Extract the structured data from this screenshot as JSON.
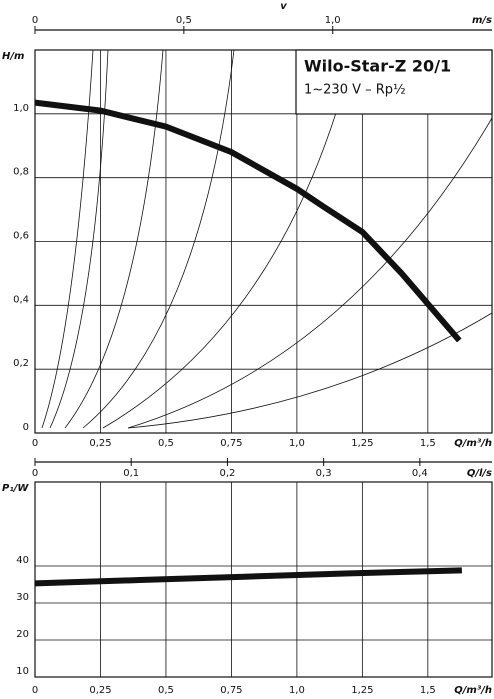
{
  "chart_data": [
    {
      "type": "line",
      "title": "Wilo-Star-Z 20/1",
      "subtitle": "1~230 V – Rp½",
      "x_label": "Q/m³/h",
      "y_label": "H/m",
      "x": [
        0,
        0.25,
        0.5,
        0.75,
        1.0,
        1.1,
        1.25,
        1.4,
        1.62
      ],
      "series": [
        {
          "color": "#111111",
          "values": [
            1.035,
            1.01,
            0.96,
            0.88,
            0.765,
            0.71,
            0.63,
            0.5,
            0.29
          ]
        }
      ],
      "xlim": [
        0,
        1.745
      ],
      "ylim": [
        0,
        1.2
      ],
      "xticks": [
        0,
        {
          "value": 0.25,
          "label": "0,25"
        },
        {
          "value": 0.5,
          "label": "0,5"
        },
        {
          "value": 0.75,
          "label": "0,75"
        },
        {
          "value": 1.0,
          "label": "1,0"
        },
        {
          "value": 1.25,
          "label": "1,25"
        },
        {
          "value": 1.5,
          "label": "1,5"
        }
      ],
      "yticks": [
        0,
        {
          "value": 0.2,
          "label": "0,2"
        },
        {
          "value": 0.4,
          "label": "0,4"
        },
        {
          "value": 0.6,
          "label": "0,6"
        },
        {
          "value": 0.8,
          "label": "0,8"
        },
        {
          "value": 1.0,
          "label": "1,0"
        }
      ],
      "top_axis": {
        "label": "v",
        "unit": "m/s",
        "lim": [
          0,
          1.535
        ],
        "ticks": [
          0,
          {
            "value": 0.5,
            "label": "0,5"
          },
          {
            "value": 1.0,
            "label": "1,0"
          }
        ]
      },
      "grid": true
    },
    {
      "type": "line",
      "x_label": "Q/m³/h",
      "y_label": "P₁/W",
      "x": [
        0,
        0.4,
        0.8,
        1.2,
        1.63
      ],
      "series": [
        {
          "color": "#111111",
          "values": [
            35.3,
            36.2,
            37.1,
            38.0,
            38.8
          ]
        }
      ],
      "xlim": [
        0,
        1.745
      ],
      "ylim": [
        10,
        62.7
      ],
      "xticks": [
        0,
        {
          "value": 0.25,
          "label": "0,25"
        },
        {
          "value": 0.5,
          "label": "0,5"
        },
        {
          "value": 0.75,
          "label": "0,75"
        },
        {
          "value": 1.0,
          "label": "1,0"
        },
        {
          "value": 1.25,
          "label": "1,25"
        },
        {
          "value": 1.5,
          "label": "1,5"
        }
      ],
      "yticks": [
        10,
        20,
        30,
        40
      ],
      "top_axis": {
        "unit": "Q/l/s",
        "lim": [
          0,
          0.475
        ],
        "ticks": [
          0,
          {
            "value": 0.1,
            "label": "0,1"
          },
          {
            "value": 0.2,
            "label": "0,2"
          },
          {
            "value": 0.3,
            "label": "0,3"
          },
          {
            "value": 0.4,
            "label": "0,4"
          }
        ]
      },
      "grid": true
    }
  ]
}
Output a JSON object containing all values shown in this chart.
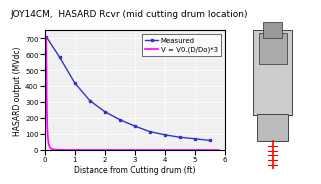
{
  "title": "JOY14CM,  HASARD Rcvr (mid cutting drum location)",
  "xlabel": "Distance from Cutting drum (ft)",
  "ylabel": "HASARD output (MVdc)",
  "xlim": [
    0,
    6
  ],
  "ylim": [
    0,
    750
  ],
  "yticks": [
    0,
    100,
    200,
    300,
    400,
    500,
    600,
    700
  ],
  "xticks": [
    0,
    1,
    2,
    3,
    4,
    5,
    6
  ],
  "measured_x": [
    0.05,
    0.5,
    1.0,
    1.5,
    2.0,
    2.5,
    3.0,
    3.5,
    4.0,
    4.5,
    5.0,
    5.5
  ],
  "measured_y": [
    710,
    580,
    420,
    310,
    240,
    190,
    150,
    115,
    95,
    80,
    70,
    60
  ],
  "V0": 710,
  "D0": 0.05,
  "formula_label": "V = V0.(D/Do)*3",
  "measured_label": "Measured",
  "line_color_measured": "#3333cc",
  "line_color_formula": "#ff00ff",
  "bg_color": "#e8e8e8",
  "plot_bg": "#f0f0f0",
  "title_fontsize": 6.5,
  "axis_fontsize": 5.5,
  "tick_fontsize": 5,
  "legend_fontsize": 5,
  "right_panel_bg": "#c8e8e8",
  "fig_width": 3.0,
  "fig_height": 1.76
}
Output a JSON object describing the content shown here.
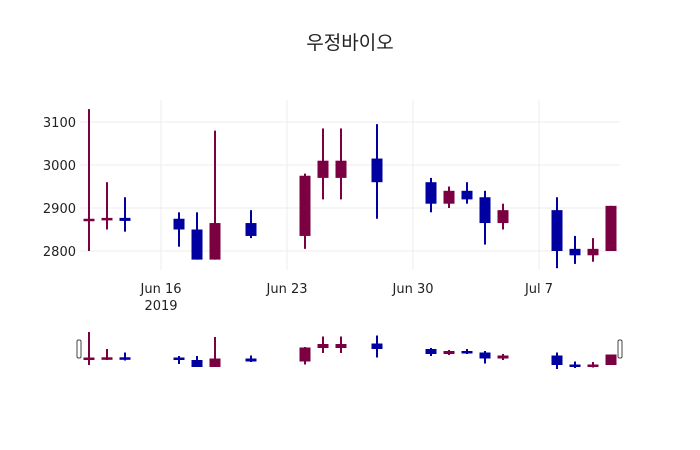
{
  "title": "우정바이오",
  "colors": {
    "increasing": "#7b0041",
    "decreasing": "#0000a0",
    "grid": "#eeeeee"
  },
  "chart_data": {
    "type": "candlestick",
    "title": "우정바이오",
    "xlabel": "",
    "ylabel": "",
    "ylim": [
      2760,
      3130
    ],
    "yticks": [
      2800,
      2900,
      3000,
      3100
    ],
    "xticks": [
      {
        "date": "2019-06-16",
        "label": "Jun 16",
        "sublabel": "2019"
      },
      {
        "date": "2019-06-23",
        "label": "Jun 23"
      },
      {
        "date": "2019-06-30",
        "label": "Jun 30"
      },
      {
        "date": "2019-07-07",
        "label": "Jul 7"
      }
    ],
    "grid": true,
    "rangeslider": true,
    "data": [
      {
        "date": "2019-06-12",
        "open": 2870,
        "high": 3130,
        "low": 2800,
        "close": 2875
      },
      {
        "date": "2019-06-13",
        "open": 2873,
        "high": 2960,
        "low": 2850,
        "close": 2877
      },
      {
        "date": "2019-06-14",
        "open": 2877,
        "high": 2925,
        "low": 2845,
        "close": 2870
      },
      {
        "date": "2019-06-17",
        "open": 2875,
        "high": 2890,
        "low": 2810,
        "close": 2850
      },
      {
        "date": "2019-06-18",
        "open": 2850,
        "high": 2890,
        "low": 2780,
        "close": 2780
      },
      {
        "date": "2019-06-19",
        "open": 2780,
        "high": 3080,
        "low": 2780,
        "close": 2865
      },
      {
        "date": "2019-06-21",
        "open": 2865,
        "high": 2895,
        "low": 2830,
        "close": 2835
      },
      {
        "date": "2019-06-24",
        "open": 2835,
        "high": 2980,
        "low": 2805,
        "close": 2975
      },
      {
        "date": "2019-06-25",
        "open": 2970,
        "high": 3085,
        "low": 2920,
        "close": 3010
      },
      {
        "date": "2019-06-26",
        "open": 2970,
        "high": 3085,
        "low": 2920,
        "close": 3010
      },
      {
        "date": "2019-06-28",
        "open": 3015,
        "high": 3095,
        "low": 2875,
        "close": 2960
      },
      {
        "date": "2019-07-01",
        "open": 2960,
        "high": 2970,
        "low": 2890,
        "close": 2910
      },
      {
        "date": "2019-07-02",
        "open": 2910,
        "high": 2950,
        "low": 2900,
        "close": 2940
      },
      {
        "date": "2019-07-03",
        "open": 2940,
        "high": 2960,
        "low": 2910,
        "close": 2920
      },
      {
        "date": "2019-07-04",
        "open": 2925,
        "high": 2940,
        "low": 2815,
        "close": 2865
      },
      {
        "date": "2019-07-05",
        "open": 2865,
        "high": 2910,
        "low": 2850,
        "close": 2895
      },
      {
        "date": "2019-07-08",
        "open": 2895,
        "high": 2925,
        "low": 2760,
        "close": 2800
      },
      {
        "date": "2019-07-09",
        "open": 2805,
        "high": 2835,
        "low": 2770,
        "close": 2790
      },
      {
        "date": "2019-07-10",
        "open": 2790,
        "high": 2830,
        "low": 2775,
        "close": 2805
      },
      {
        "date": "2019-07-11",
        "open": 2800,
        "high": 2905,
        "low": 2800,
        "close": 2905
      }
    ]
  }
}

> Objective:
Nothing in the entries should change as you copy them, except that the pictures are left out.

> Task output:
Extract the structured data from this screenshot as JSON.
{
  "chart_data": [
    {
      "type": "line",
      "title": "Wilo-Star-Z 20/1",
      "subtitle": "1~230 V – Rp½",
      "x_label": "Q/m³/h",
      "y_label": "H/m",
      "x": [
        0,
        0.25,
        0.5,
        0.75,
        1.0,
        1.1,
        1.25,
        1.4,
        1.62
      ],
      "series": [
        {
          "color": "#111111",
          "values": [
            1.035,
            1.01,
            0.96,
            0.88,
            0.765,
            0.71,
            0.63,
            0.5,
            0.29
          ]
        }
      ],
      "xlim": [
        0,
        1.745
      ],
      "ylim": [
        0,
        1.2
      ],
      "xticks": [
        0,
        {
          "value": 0.25,
          "label": "0,25"
        },
        {
          "value": 0.5,
          "label": "0,5"
        },
        {
          "value": 0.75,
          "label": "0,75"
        },
        {
          "value": 1.0,
          "label": "1,0"
        },
        {
          "value": 1.25,
          "label": "1,25"
        },
        {
          "value": 1.5,
          "label": "1,5"
        }
      ],
      "yticks": [
        0,
        {
          "value": 0.2,
          "label": "0,2"
        },
        {
          "value": 0.4,
          "label": "0,4"
        },
        {
          "value": 0.6,
          "label": "0,6"
        },
        {
          "value": 0.8,
          "label": "0,8"
        },
        {
          "value": 1.0,
          "label": "1,0"
        }
      ],
      "top_axis": {
        "label": "v",
        "unit": "m/s",
        "lim": [
          0,
          1.535
        ],
        "ticks": [
          0,
          {
            "value": 0.5,
            "label": "0,5"
          },
          {
            "value": 1.0,
            "label": "1,0"
          }
        ]
      },
      "grid": true
    },
    {
      "type": "line",
      "x_label": "Q/m³/h",
      "y_label": "P₁/W",
      "x": [
        0,
        0.4,
        0.8,
        1.2,
        1.63
      ],
      "series": [
        {
          "color": "#111111",
          "values": [
            35.3,
            36.2,
            37.1,
            38.0,
            38.8
          ]
        }
      ],
      "xlim": [
        0,
        1.745
      ],
      "ylim": [
        10,
        62.7
      ],
      "xticks": [
        0,
        {
          "value": 0.25,
          "label": "0,25"
        },
        {
          "value": 0.5,
          "label": "0,5"
        },
        {
          "value": 0.75,
          "label": "0,75"
        },
        {
          "value": 1.0,
          "label": "1,0"
        },
        {
          "value": 1.25,
          "label": "1,25"
        },
        {
          "value": 1.5,
          "label": "1,5"
        }
      ],
      "yticks": [
        10,
        20,
        30,
        40
      ],
      "top_axis": {
        "unit": "Q/l/s",
        "lim": [
          0,
          0.475
        ],
        "ticks": [
          0,
          {
            "value": 0.1,
            "label": "0,1"
          },
          {
            "value": 0.2,
            "label": "0,2"
          },
          {
            "value": 0.3,
            "label": "0,3"
          },
          {
            "value": 0.4,
            "label": "0,4"
          }
        ]
      },
      "grid": true
    }
  ]
}
Output a JSON object containing all values shown in this chart.
{
  "title": "JOY14CM,  HASARD Rcvr (mid cutting drum location)",
  "xlabel": "Distance from Cutting drum (ft)",
  "ylabel": "HASARD output (MVdc)",
  "xlim": [
    0,
    6
  ],
  "ylim": [
    0,
    750
  ],
  "yticks": [
    0,
    100,
    200,
    300,
    400,
    500,
    600,
    700
  ],
  "xticks": [
    0,
    1,
    2,
    3,
    4,
    5,
    6
  ],
  "measured_x": [
    0.05,
    0.5,
    1.0,
    1.5,
    2.0,
    2.5,
    3.0,
    3.5,
    4.0,
    4.5,
    5.0,
    5.5
  ],
  "measured_y": [
    710,
    580,
    420,
    310,
    240,
    190,
    150,
    115,
    95,
    80,
    70,
    60
  ],
  "V0": 710,
  "D0": 0.05,
  "formula_label": "V = V0.(D/Do)*3",
  "measured_label": "Measured",
  "line_color_measured": "#3333cc",
  "line_color_formula": "#ff00ff",
  "bg_color": "#e8e8e8",
  "plot_bg": "#f0f0f0",
  "title_fontsize": 6.5,
  "axis_fontsize": 5.5,
  "tick_fontsize": 5,
  "legend_fontsize": 5,
  "right_panel_bg": "#c8e8e8",
  "fig_width": 3.0,
  "fig_height": 1.76
}
Output a JSON object describing the content shown here.
{
  "title": "우정바이오",
  "colors": {
    "increasing": "#7b0041",
    "decreasing": "#0000a0",
    "grid": "#eeeeee"
  },
  "chart_data": {
    "type": "candlestick",
    "title": "우정바이오",
    "xlabel": "",
    "ylabel": "",
    "ylim": [
      2760,
      3130
    ],
    "yticks": [
      2800,
      2900,
      3000,
      3100
    ],
    "xticks": [
      {
        "date": "2019-06-16",
        "label": "Jun 16",
        "sublabel": "2019"
      },
      {
        "date": "2019-06-23",
        "label": "Jun 23"
      },
      {
        "date": "2019-06-30",
        "label": "Jun 30"
      },
      {
        "date": "2019-07-07",
        "label": "Jul 7"
      }
    ],
    "grid": true,
    "rangeslider": true,
    "data": [
      {
        "date": "2019-06-12",
        "open": 2870,
        "high": 3130,
        "low": 2800,
        "close": 2875
      },
      {
        "date": "2019-06-13",
        "open": 2873,
        "high": 2960,
        "low": 2850,
        "close": 2877
      },
      {
        "date": "2019-06-14",
        "open": 2877,
        "high": 2925,
        "low": 2845,
        "close": 2870
      },
      {
        "date": "2019-06-17",
        "open": 2875,
        "high": 2890,
        "low": 2810,
        "close": 2850
      },
      {
        "date": "2019-06-18",
        "open": 2850,
        "high": 2890,
        "low": 2780,
        "close": 2780
      },
      {
        "date": "2019-06-19",
        "open": 2780,
        "high": 3080,
        "low": 2780,
        "close": 2865
      },
      {
        "date": "2019-06-21",
        "open": 2865,
        "high": 2895,
        "low": 2830,
        "close": 2835
      },
      {
        "date": "2019-06-24",
        "open": 2835,
        "high": 2980,
        "low": 2805,
        "close": 2975
      },
      {
        "date": "2019-06-25",
        "open": 2970,
        "high": 3085,
        "low": 2920,
        "close": 3010
      },
      {
        "date": "2019-06-26",
        "open": 2970,
        "high": 3085,
        "low": 2920,
        "close": 3010
      },
      {
        "date": "2019-06-28",
        "open": 3015,
        "high": 3095,
        "low": 2875,
        "close": 2960
      },
      {
        "date": "2019-07-01",
        "open": 2960,
        "high": 2970,
        "low": 2890,
        "close": 2910
      },
      {
        "date": "2019-07-02",
        "open": 2910,
        "high": 2950,
        "low": 2900,
        "close": 2940
      },
      {
        "date": "2019-07-03",
        "open": 2940,
        "high": 2960,
        "low": 2910,
        "close": 2920
      },
      {
        "date": "2019-07-04",
        "open": 2925,
        "high": 2940,
        "low": 2815,
        "close": 2865
      },
      {
        "date": "2019-07-05",
        "open": 2865,
        "high": 2910,
        "low": 2850,
        "close": 2895
      },
      {
        "date": "2019-07-08",
        "open": 2895,
        "high": 2925,
        "low": 2760,
        "close": 2800
      },
      {
        "date": "2019-07-09",
        "open": 2805,
        "high": 2835,
        "low": 2770,
        "close": 2790
      },
      {
        "date": "2019-07-10",
        "open": 2790,
        "high": 2830,
        "low": 2775,
        "close": 2805
      },
      {
        "date": "2019-07-11",
        "open": 2800,
        "high": 2905,
        "low": 2800,
        "close": 2905
      }
    ]
  }
}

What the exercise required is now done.